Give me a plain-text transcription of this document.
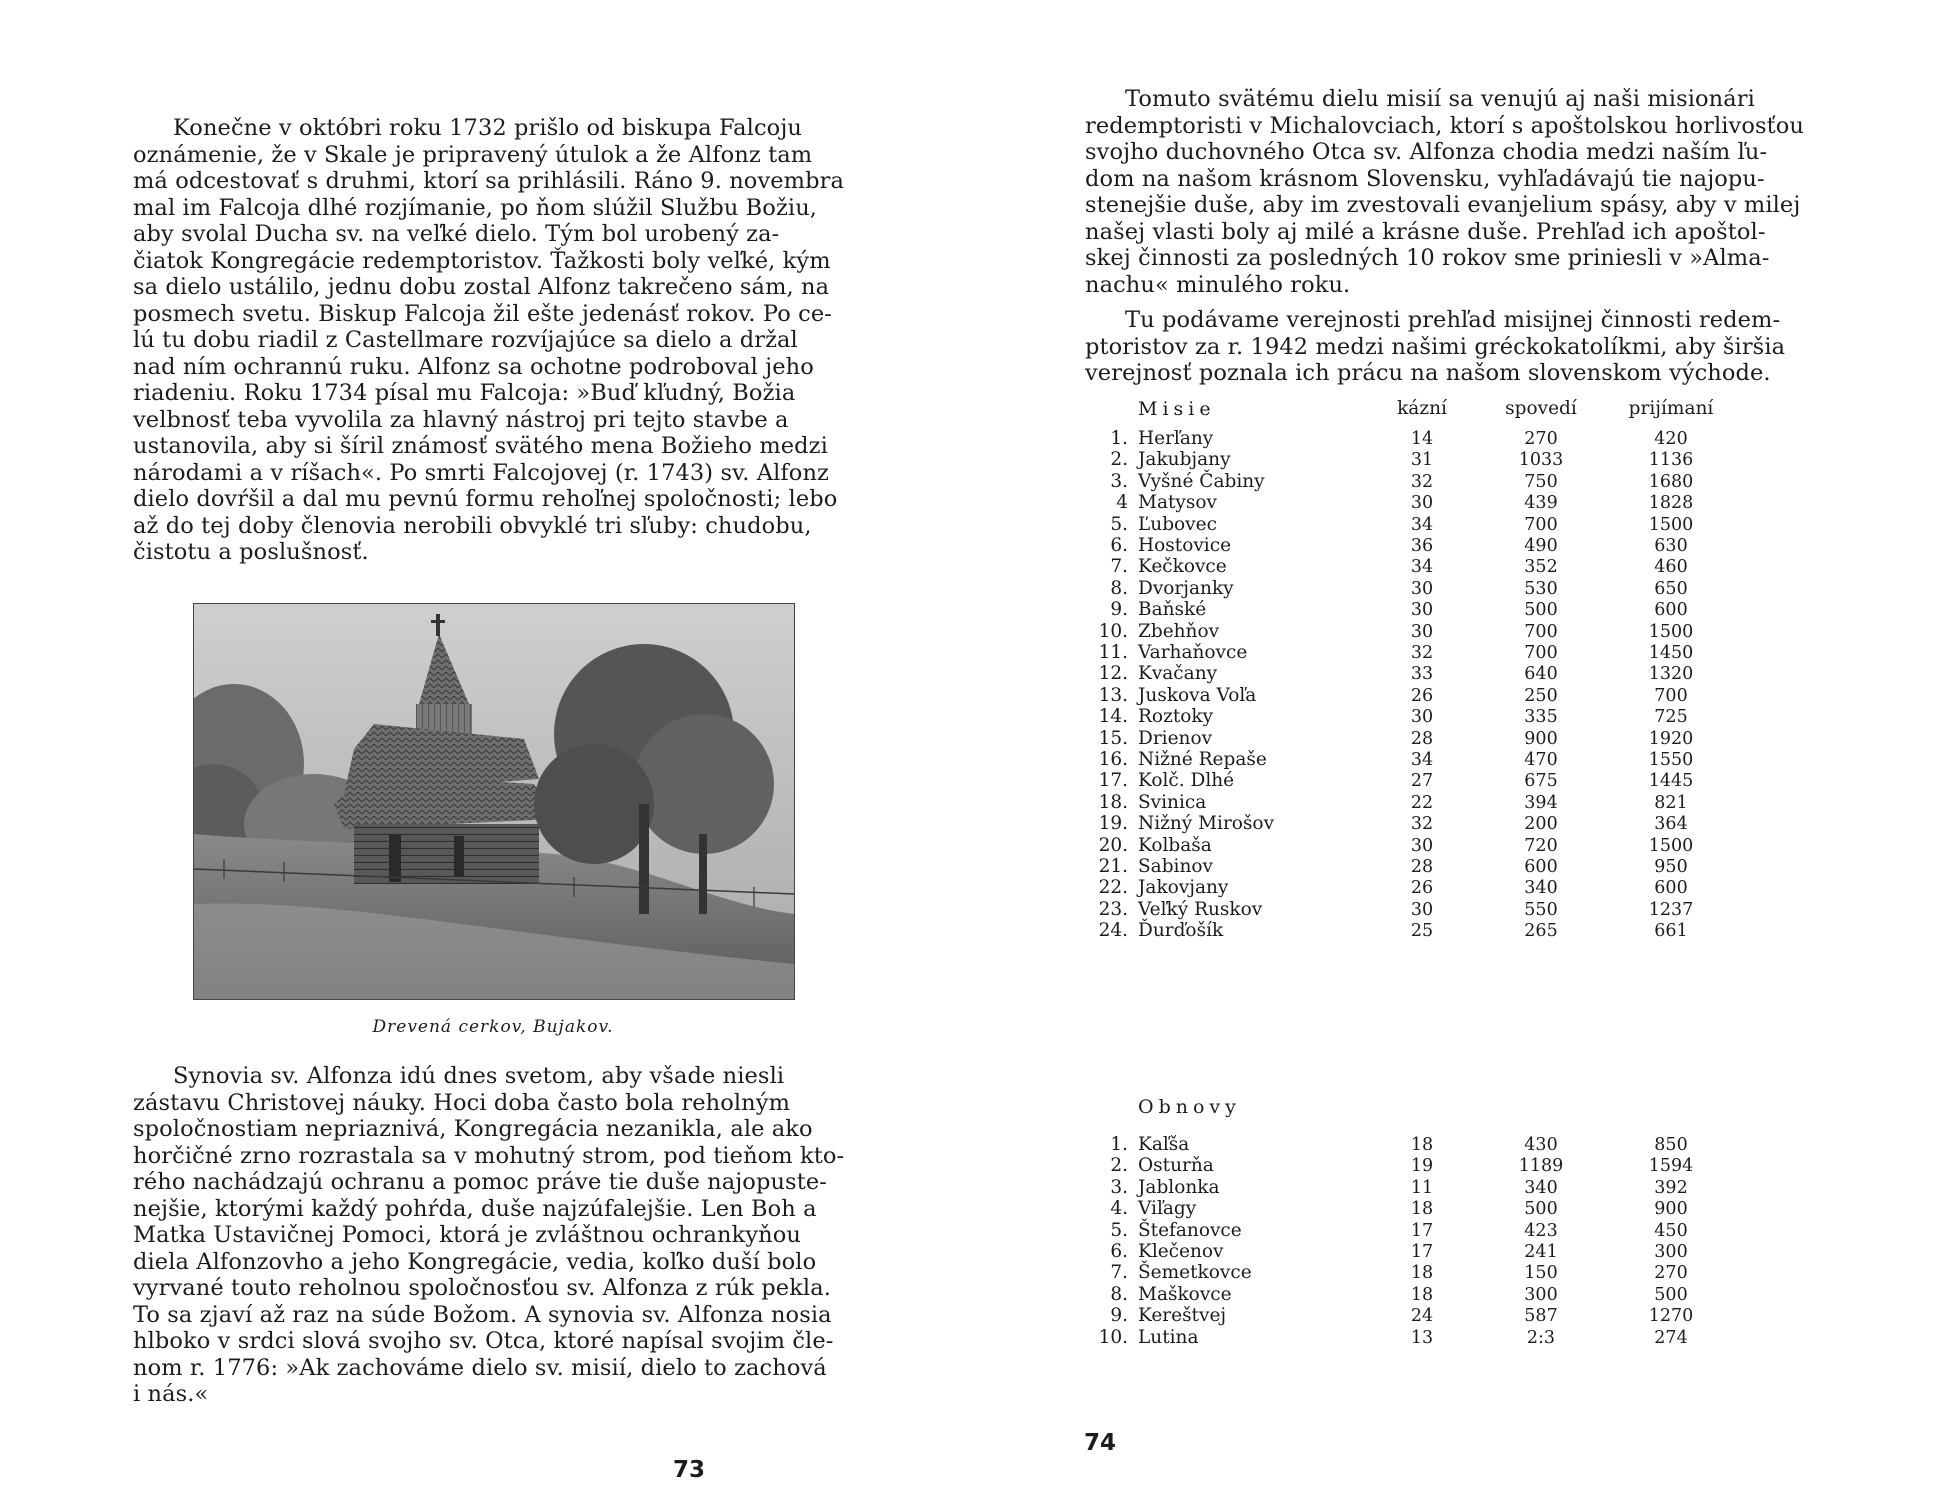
Konečne v októbri roku 1732 prišlo od biskupa Falcoju
oznámenie, že v Skale je pripravený útulok a že Alfonz tam
má odcestovať s druhmi, ktorí sa prihlásili. Ráno 9. novembra
mal im Falcoja dlhé rozjímanie, po ňom slúžil Službu Božiu,
aby svolal Ducha sv. na veľké dielo. Tým bol urobený za-
čiatok Kongregácie redemptoristov. Ťažkosti boly veľké, kým
sa dielo ustálilo, jednu dobu zostal Alfonz takrečeno sám, na
posmech svetu. Biskup Falcoja žil ešte jedenásť rokov. Po ce-
lú tu dobu riadil z Castellmare rozvíjajúce sa dielo a držal
nad ním ochrannú ruku. Alfonz sa ochotne podroboval jeho
riadeniu. Roku 1734 písal mu Falcoja: »Buď kľudný, Božia
velbnosť teba vyvolila za hlavný nástroj pri tejto stavbe a
ustanovila, aby si šíril známosť svätého mena Božieho medzi
národami a v ríšach«. Po smrti Falcojovej (r. 1743) sv. Alfonz
dielo dovŕšil a dal mu pevnú formu rehoľnej spoločnosti; lebo
až do tej doby členovia nerobili obvyklé tri sľuby: chudobu,
čistotu a poslušnosť.
Drevená cerkov, Bujakov.
Synovia sv. Alfonza idú dnes svetom, aby všade niesli
zástavu Christovej náuky. Hoci doba často bola reholným
spoločnostiam nepriaznivá, Kongregácia nezanikla, ale ako
horčičné zrno rozrastala sa v mohutný strom, pod tieňom kto-
rého nachádzajú ochranu a pomoc práve tie duše najopuste-
nejšie, ktorými každý pohŕda, duše najzúfalejšie. Len Boh a
Matka Ustavičnej Pomoci, ktorá je zvláštnou ochrankyňou
diela Alfonzovho a jeho Kongregácie, vedia, koľko duší bolo
vyrvané touto reholnou spoločnosťou sv. Alfonza z rúk pekla.
To sa zjaví až raz na súde Božom. A synovia sv. Alfonza nosia
hlboko v srdci slová svojho sv. Otca, ktoré napísal svojim čle-
nom r. 1776: »Ak zachováme dielo sv. misií, dielo to zachová
i nás.«
73
Tomuto svätému dielu misií sa venujú aj naši misionári
redemptoristi v Michalovciach, ktorí s apoštolskou horlivosťou
svojho duchovného Otca sv. Alfonza chodia medzi naším ľu-
dom na našom krásnom Slovensku, vyhľadávajú tie najopu-
stenejšie duše, aby im zvestovali evanjelium spásy, aby v milej
našej vlasti boly aj milé a krásne duše. Prehľad ich apoštol-
skej činnosti za posledných 10 rokov sme priniesli v »Alma-
nachu« minulého roku.
Tu podávame verejnosti prehľad misijnej činnosti redem-
ptoristov za r. 1942 medzi našimi gréckokatolíkmi, aby širšia
verejnosť poznala ich prácu na našom slovenskom východe.
Misie	kázní	spovedí	prijímaní
1. Herľany	14	270	420
2. Jakubjany	31	1033	1136
3. Vyšné Čabiny	32	750	1680
4 Matysov	30	439	1828
5. Ľubovec	34	700	1500
6. Hostovice	36	490	630
7. Kečkovce	34	352	460
8. Dvorjanky	30	530	650
9. Baňské	30	500	600
10. Zbehňov	30	700	1500
11. Varhaňovce	32	700	1450
12. Kvačany	33	640	1320
13. Juskova Voľa	26	250	700
14. Roztoky	30	335	725
15. Drienov	28	900	1920
16. Nižné Repaše	34	470	1550
17. Kolč. Dlhé	27	675	1445
18. Svinica	22	394	821
19. Nižný Mirošov	32	200	364
20. Kolbaša	30	720	1500
21. Sabinov	28	600	950
22. Jakovjany	26	340	600
23. Veľký Ruskov	30	550	1237
24. Ďurďošík	25	265	661
Obnovy
1. Kaľša	18	430	850
2. Osturňa	19	1189	1594
3. Jablonka	11	340	392
4. Viľagy	18	500	900
5. Štefanovce	17	423	450
6. Klečenov	17	241	300
7. Šemetkovce	18	150	270
8. Maškovce	18	300	500
9. Kereštvej	24	587	1270
10. Lutina	13	2:3	274
74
━━━━━━━━━━━━━━━━━━━━━━━━━━━━━━
Instruction: Every line of the data should be copied as it stands, without the images.

Completed task:
Give me a plain-text transcription of this document.
Konečne v októbri roku 1732 prišlo od biskupa Falcoju
oznámenie, že v Skale je pripravený útulok a že Alfonz tam
má odcestovať s druhmi, ktorí sa prihlásili. Ráno 9. novembra
mal im Falcoja dlhé rozjímanie, po ňom slúžil Službu Božiu,
aby svolal Ducha sv. na veľké dielo. Tým bol urobený za-
čiatok Kongregácie redemptoristov. Ťažkosti boly veľké, kým
sa dielo ustálilo, jednu dobu zostal Alfonz takrečeno sám, na
posmech svetu. Biskup Falcoja žil ešte jedenásť rokov. Po ce-
lú tu dobu riadil z Castellmare rozvíjajúce sa dielo a držal
nad ním ochrannú ruku. Alfonz sa ochotne podroboval jeho
riadeniu. Roku 1734 písal mu Falcoja: »Buď kľudný, Božia
velbnosť teba vyvolila za hlavný nástroj pri tejto stavbe a
ustanovila, aby si šíril známosť svätého mena Božieho medzi
národami a v ríšach«. Po smrti Falcojovej (r. 1743) sv. Alfonz
dielo dovŕšil a dal mu pevnú formu rehoľnej spoločnosti; lebo
až do tej doby členovia nerobili obvyklé tri sľuby: chudobu,
čistotu a poslušnosť.
Drevená cerkov, Bujakov.
Synovia sv. Alfonza idú dnes svetom, aby všade niesli
zástavu Christovej náuky. Hoci doba často bola reholným
spoločnostiam nepriaznivá, Kongregácia nezanikla, ale ako
horčičné zrno rozrastala sa v mohutný strom, pod tieňom kto-
rého nachádzajú ochranu a pomoc práve tie duše najopuste-
nejšie, ktorými každý pohŕda, duše najzúfalejšie. Len Boh a
Matka Ustavičnej Pomoci, ktorá je zvláštnou ochrankyňou
diela Alfonzovho a jeho Kongregácie, vedia, koľko duší bolo
vyrvané touto reholnou spoločnosťou sv. Alfonza z rúk pekla.
To sa zjaví až raz na súde Božom. A synovia sv. Alfonza nosia
hlboko v srdci slová svojho sv. Otca, ktoré napísal svojim čle-
nom r. 1776: »Ak zachováme dielo sv. misií, dielo to zachová
i nás.«
73
Tomuto svätému dielu misií sa venujú aj naši misionári
redemptoristi v Michalovciach, ktorí s apoštolskou horlivosťou
svojho duchovného Otca sv. Alfonza chodia medzi naším ľu-
dom na našom krásnom Slovensku, vyhľadávajú tie najopu-
stenejšie duše, aby im zvestovali evanjelium spásy, aby v milej
našej vlasti boly aj milé a krásne duše. Prehľad ich apoštol-
skej činnosti za posledných 10 rokov sme priniesli v »Alma-
nachu« minulého roku.
Tu podávame verejnosti prehľad misijnej činnosti redem-
ptoristov za r. 1942 medzi našimi gréckokatolíkmi, aby širšia
verejnosť poznala ich prácu na našom slovenskom východe.
Misie	kázní	spovedí	prijímaní
1. Herľany	14	270	420
2. Jakubjany	31	1033	1136
3. Vyšné Čabiny	32	750	1680
4 Matysov	30	439	1828
5. Ľubovec	34	700	1500
6. Hostovice	36	490	630
7. Kečkovce	34	352	460
8. Dvorjanky	30	530	650
9. Baňské	30	500	600
10. Zbehňov	30	700	1500
11. Varhaňovce	32	700	1450
12. Kvačany	33	640	1320
13. Juskova Voľa	26	250	700
14. Roztoky	30	335	725
15. Drienov	28	900	1920
16. Nižné Repaše	34	470	1550
17. Kolč. Dlhé	27	675	1445
18. Svinica	22	394	821
19. Nižný Mirošov	32	200	364
20. Kolbaša	30	720	1500
21. Sabinov	28	600	950
22. Jakovjany	26	340	600
23. Veľký Ruskov	30	550	1237
24. Ďurďošík	25	265	661
Obnovy
1. Kaľša	18	430	850
2. Osturňa	19	1189	1594
3. Jablonka	11	340	392
4. Viľagy	18	500	900
5. Štefanovce	17	423	450
6. Klečenov	17	241	300
7. Šemetkovce	18	150	270
8. Maškovce	18	300	500
9. Kereštvej	24	587	1270
10. Lutina	13	2:3	274
74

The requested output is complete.